Stored items:
####
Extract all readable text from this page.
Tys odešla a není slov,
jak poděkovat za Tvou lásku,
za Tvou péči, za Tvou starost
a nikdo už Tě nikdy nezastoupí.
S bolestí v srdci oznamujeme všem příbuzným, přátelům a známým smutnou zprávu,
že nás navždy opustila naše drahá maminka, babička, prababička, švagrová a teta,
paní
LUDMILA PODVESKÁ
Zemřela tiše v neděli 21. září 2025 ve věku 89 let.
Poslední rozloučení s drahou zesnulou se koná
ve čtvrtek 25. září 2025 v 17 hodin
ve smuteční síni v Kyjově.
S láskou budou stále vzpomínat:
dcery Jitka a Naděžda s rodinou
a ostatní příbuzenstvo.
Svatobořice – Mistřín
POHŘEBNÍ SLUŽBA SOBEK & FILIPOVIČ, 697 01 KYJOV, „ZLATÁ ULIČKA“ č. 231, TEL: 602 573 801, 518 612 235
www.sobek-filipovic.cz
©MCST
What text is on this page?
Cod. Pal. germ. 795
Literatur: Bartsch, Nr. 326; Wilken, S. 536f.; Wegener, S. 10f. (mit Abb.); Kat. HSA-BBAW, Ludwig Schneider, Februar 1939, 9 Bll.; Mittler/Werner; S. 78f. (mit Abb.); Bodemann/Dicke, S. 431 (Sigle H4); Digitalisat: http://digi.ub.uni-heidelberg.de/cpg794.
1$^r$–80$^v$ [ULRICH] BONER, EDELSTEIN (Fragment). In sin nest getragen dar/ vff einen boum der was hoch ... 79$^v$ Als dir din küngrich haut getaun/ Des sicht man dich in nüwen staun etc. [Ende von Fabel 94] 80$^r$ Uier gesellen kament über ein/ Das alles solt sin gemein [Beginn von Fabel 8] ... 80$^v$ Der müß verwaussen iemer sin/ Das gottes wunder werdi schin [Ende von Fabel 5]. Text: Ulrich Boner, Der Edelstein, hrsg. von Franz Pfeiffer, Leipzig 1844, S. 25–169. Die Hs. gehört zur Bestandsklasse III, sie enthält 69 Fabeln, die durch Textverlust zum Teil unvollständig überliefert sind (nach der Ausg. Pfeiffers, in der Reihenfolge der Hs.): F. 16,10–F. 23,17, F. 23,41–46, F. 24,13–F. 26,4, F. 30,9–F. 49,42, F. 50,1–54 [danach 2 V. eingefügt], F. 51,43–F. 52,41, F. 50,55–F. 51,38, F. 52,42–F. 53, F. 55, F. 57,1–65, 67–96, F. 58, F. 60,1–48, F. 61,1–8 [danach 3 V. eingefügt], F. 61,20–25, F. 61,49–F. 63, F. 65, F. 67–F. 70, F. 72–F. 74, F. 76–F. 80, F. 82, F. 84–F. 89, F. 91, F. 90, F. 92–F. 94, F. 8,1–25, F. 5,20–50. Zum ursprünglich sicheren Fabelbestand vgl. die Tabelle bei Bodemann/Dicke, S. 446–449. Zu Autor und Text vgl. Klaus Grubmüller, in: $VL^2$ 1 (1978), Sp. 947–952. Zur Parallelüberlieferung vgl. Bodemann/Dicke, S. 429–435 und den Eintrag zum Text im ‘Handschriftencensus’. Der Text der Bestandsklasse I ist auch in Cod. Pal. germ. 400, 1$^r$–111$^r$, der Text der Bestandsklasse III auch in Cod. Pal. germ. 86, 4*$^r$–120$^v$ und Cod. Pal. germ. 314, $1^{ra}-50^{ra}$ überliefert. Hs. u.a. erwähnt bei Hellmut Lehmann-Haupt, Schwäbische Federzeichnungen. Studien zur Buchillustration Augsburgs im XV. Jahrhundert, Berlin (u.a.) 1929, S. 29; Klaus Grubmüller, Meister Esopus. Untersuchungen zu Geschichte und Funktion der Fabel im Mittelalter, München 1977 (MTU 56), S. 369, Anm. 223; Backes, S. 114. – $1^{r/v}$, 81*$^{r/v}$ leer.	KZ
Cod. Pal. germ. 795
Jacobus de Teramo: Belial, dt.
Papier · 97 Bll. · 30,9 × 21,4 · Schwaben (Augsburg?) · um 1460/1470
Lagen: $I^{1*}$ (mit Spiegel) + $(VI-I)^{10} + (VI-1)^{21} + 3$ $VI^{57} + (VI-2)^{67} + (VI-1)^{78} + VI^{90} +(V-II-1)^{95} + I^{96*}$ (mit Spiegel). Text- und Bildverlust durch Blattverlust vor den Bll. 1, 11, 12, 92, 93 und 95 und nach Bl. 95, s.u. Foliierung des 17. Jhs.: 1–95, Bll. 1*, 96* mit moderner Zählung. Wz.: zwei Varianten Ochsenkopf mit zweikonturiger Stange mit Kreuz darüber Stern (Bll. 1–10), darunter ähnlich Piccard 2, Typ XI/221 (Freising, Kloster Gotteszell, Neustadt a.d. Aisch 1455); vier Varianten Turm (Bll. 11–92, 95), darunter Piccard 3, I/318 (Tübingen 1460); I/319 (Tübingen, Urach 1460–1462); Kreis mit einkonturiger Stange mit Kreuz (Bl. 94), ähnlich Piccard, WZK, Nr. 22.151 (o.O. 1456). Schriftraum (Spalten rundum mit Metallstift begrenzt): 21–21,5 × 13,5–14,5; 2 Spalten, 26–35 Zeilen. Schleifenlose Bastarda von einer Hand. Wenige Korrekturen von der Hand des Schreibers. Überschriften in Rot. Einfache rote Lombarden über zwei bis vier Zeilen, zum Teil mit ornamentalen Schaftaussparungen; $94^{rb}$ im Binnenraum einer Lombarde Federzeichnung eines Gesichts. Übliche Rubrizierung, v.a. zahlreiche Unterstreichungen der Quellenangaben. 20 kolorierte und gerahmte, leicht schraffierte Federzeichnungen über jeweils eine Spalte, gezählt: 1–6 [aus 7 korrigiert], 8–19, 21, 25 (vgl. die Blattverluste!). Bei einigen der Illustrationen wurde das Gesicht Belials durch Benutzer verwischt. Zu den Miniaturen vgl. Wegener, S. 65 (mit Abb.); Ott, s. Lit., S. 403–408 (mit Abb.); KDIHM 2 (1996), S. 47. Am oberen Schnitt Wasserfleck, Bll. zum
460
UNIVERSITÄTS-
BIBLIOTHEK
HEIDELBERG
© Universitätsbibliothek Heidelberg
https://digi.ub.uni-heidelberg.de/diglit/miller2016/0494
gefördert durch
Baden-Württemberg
####
▶ [What the exercise asks] Pick out the lines that contain "Tvou" and copy them.

▶ [Response to this exercise]
jak poděkovat za Tvou lásku,
za Tvou péči, za Tvou starost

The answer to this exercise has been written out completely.